*THE PROBLEM*
Search the listing below for "Close". Copy each matching line.

*LISTED RECORDS*
__________
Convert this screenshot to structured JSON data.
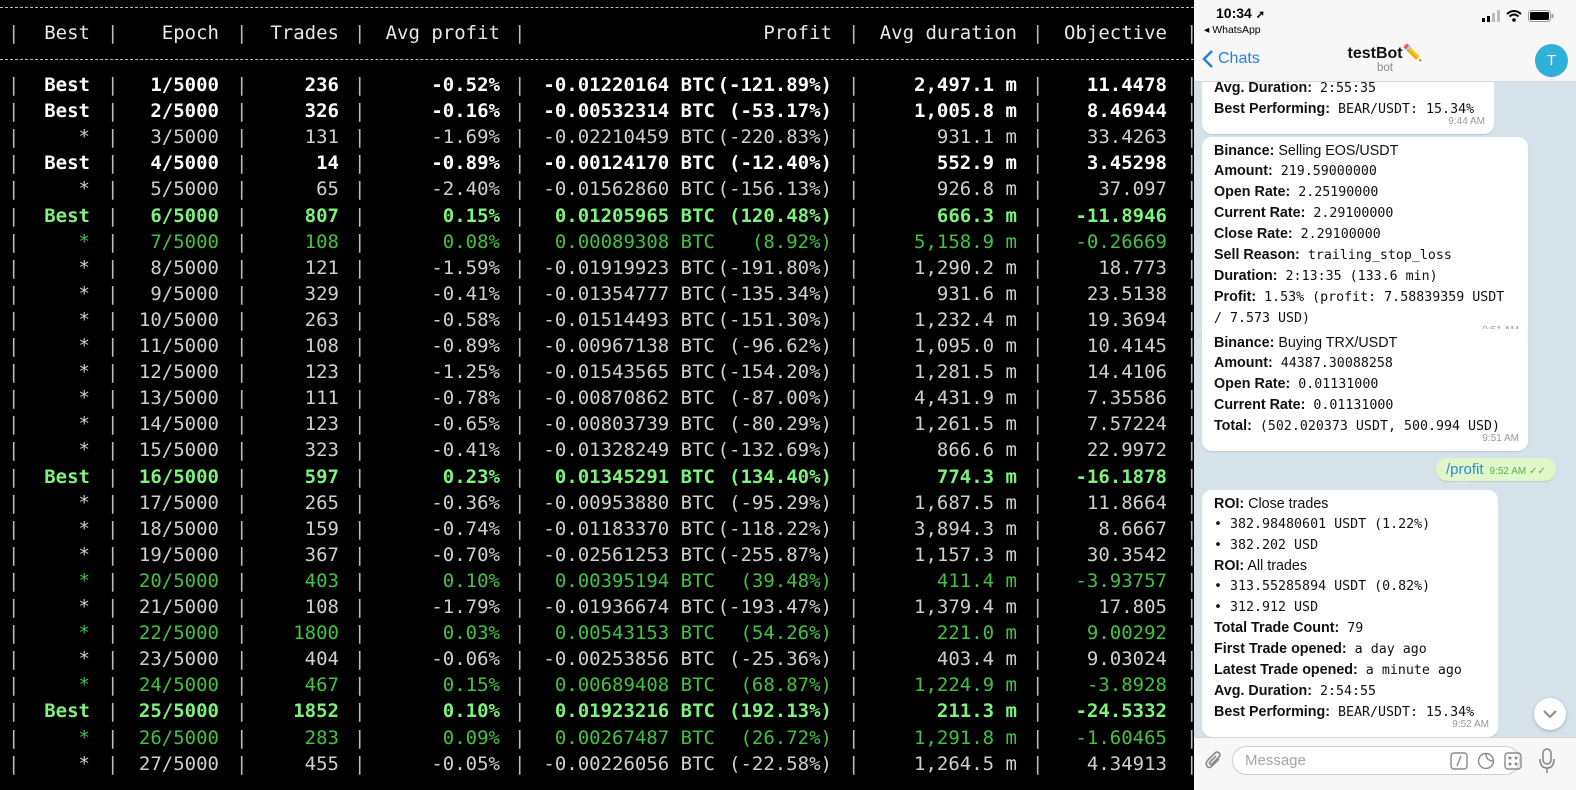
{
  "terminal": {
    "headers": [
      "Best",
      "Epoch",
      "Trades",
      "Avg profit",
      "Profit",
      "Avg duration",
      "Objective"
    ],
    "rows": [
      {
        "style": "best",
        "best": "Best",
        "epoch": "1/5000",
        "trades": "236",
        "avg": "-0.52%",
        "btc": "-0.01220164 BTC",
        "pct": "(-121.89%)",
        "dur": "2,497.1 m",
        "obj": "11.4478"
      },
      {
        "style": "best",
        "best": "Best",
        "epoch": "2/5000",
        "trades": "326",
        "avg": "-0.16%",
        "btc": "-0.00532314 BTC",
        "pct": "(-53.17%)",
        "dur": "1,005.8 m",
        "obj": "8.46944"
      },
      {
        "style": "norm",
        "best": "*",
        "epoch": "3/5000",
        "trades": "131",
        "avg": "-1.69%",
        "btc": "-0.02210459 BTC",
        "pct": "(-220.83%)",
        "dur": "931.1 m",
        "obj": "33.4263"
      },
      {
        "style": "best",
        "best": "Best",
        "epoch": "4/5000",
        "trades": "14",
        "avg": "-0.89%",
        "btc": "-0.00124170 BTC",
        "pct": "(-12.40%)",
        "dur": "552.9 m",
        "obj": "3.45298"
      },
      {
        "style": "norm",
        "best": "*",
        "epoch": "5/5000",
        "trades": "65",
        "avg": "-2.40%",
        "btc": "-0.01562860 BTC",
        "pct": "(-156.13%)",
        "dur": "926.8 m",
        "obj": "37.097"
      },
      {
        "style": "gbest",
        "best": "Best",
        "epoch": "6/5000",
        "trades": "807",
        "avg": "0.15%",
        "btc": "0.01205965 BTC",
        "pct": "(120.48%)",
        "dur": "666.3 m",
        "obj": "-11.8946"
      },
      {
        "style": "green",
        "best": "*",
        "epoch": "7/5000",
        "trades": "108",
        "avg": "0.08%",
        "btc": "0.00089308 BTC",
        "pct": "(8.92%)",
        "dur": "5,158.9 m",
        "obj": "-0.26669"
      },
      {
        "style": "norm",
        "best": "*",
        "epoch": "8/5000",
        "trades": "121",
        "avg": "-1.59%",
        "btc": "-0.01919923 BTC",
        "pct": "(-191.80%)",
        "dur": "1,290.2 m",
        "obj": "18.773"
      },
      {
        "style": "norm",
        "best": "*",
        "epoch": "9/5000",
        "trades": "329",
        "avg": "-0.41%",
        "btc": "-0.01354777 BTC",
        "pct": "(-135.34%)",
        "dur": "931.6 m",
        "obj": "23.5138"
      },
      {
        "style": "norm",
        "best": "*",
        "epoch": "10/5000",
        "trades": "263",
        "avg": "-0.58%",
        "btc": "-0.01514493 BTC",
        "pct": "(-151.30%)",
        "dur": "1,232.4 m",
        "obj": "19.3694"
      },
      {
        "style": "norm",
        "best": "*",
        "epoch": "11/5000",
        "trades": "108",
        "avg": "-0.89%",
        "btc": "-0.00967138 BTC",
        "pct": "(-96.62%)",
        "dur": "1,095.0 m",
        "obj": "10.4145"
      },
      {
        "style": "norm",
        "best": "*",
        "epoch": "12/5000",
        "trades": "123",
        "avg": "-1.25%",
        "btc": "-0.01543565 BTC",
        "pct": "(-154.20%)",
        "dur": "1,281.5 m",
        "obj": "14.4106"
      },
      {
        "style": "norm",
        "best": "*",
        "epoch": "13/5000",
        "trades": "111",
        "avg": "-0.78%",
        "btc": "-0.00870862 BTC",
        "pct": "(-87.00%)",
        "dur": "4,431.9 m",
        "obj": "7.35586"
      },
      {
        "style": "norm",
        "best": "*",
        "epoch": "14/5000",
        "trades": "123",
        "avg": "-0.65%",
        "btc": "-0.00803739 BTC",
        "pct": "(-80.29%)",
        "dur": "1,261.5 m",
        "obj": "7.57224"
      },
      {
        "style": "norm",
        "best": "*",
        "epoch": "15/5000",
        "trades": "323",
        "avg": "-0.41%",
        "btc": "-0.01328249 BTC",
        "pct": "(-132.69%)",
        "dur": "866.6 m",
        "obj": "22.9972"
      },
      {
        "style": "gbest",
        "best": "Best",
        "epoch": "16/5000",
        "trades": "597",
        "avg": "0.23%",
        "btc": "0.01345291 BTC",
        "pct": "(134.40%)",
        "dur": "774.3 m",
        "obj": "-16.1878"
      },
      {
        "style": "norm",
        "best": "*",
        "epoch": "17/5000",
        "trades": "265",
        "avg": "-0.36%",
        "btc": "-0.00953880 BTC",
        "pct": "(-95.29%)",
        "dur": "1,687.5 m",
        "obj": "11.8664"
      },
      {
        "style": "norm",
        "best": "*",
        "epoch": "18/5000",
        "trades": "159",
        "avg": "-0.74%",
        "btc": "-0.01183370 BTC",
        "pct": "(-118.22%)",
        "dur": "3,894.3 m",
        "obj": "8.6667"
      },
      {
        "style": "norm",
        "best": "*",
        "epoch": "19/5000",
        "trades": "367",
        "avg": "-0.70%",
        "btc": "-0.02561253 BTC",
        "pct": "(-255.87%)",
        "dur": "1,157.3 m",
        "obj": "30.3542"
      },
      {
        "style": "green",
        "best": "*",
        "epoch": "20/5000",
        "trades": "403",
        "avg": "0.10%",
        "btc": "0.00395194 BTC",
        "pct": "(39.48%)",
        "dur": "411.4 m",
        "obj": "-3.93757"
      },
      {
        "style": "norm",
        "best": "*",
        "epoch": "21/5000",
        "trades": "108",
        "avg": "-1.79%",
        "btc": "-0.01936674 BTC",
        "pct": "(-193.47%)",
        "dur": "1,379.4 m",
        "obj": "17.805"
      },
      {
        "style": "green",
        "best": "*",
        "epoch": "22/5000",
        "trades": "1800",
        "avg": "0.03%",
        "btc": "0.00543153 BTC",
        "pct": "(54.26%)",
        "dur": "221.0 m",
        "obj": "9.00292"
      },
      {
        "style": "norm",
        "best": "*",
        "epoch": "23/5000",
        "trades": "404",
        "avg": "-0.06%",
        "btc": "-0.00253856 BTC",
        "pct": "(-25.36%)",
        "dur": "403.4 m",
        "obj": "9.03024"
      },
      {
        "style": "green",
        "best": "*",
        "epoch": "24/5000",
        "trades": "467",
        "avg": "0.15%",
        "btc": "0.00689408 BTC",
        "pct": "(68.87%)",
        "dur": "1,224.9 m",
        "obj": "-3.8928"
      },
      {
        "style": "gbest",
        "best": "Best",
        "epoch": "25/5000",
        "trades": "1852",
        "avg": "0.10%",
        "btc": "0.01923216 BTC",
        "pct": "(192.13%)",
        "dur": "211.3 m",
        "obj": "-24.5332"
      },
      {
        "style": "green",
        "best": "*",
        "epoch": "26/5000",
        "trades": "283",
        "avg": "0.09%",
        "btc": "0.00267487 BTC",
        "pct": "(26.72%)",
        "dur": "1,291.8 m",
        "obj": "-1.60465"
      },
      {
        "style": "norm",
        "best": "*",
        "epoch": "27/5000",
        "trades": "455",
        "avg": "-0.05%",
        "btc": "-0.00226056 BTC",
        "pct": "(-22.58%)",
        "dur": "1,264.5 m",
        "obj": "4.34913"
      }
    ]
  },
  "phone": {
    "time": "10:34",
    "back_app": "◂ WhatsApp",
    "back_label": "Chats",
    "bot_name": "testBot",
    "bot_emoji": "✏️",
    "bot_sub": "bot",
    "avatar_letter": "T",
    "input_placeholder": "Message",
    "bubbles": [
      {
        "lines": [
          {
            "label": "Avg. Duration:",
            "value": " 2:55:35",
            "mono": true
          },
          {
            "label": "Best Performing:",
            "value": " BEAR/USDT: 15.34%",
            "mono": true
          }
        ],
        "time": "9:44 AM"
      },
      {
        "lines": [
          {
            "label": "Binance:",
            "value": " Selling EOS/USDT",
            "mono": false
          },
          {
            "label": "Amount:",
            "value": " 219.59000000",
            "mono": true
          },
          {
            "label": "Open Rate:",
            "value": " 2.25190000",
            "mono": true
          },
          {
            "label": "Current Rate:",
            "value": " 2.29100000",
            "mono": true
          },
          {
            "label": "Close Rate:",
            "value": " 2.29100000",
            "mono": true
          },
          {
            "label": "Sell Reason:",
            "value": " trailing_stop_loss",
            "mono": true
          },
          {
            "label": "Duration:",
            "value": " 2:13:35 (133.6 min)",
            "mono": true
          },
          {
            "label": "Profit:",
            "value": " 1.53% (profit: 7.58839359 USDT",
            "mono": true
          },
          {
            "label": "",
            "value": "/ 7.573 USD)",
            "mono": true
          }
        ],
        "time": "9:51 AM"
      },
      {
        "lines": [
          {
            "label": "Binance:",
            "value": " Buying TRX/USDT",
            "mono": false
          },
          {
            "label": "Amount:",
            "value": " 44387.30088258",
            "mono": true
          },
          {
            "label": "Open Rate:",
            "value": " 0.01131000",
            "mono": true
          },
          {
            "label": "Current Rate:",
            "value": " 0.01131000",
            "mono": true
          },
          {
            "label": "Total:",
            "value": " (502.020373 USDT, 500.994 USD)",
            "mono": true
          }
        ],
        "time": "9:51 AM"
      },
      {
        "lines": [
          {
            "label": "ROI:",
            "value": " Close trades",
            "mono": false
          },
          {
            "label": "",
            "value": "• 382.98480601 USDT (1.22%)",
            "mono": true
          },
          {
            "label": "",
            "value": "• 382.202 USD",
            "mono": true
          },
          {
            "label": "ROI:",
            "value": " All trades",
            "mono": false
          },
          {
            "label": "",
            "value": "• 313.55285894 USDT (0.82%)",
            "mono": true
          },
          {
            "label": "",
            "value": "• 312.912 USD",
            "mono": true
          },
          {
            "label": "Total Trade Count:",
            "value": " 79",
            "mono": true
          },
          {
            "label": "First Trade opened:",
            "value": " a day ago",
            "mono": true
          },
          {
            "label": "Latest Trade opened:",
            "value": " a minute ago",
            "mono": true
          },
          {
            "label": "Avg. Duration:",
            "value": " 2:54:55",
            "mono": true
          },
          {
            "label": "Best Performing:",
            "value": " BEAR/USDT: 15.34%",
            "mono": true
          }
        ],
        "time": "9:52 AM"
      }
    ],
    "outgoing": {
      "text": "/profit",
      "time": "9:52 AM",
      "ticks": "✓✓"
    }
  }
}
__________
*WRITTEN RESPONSE*
            "label": "Close Rate:",
            "value": " Close trades",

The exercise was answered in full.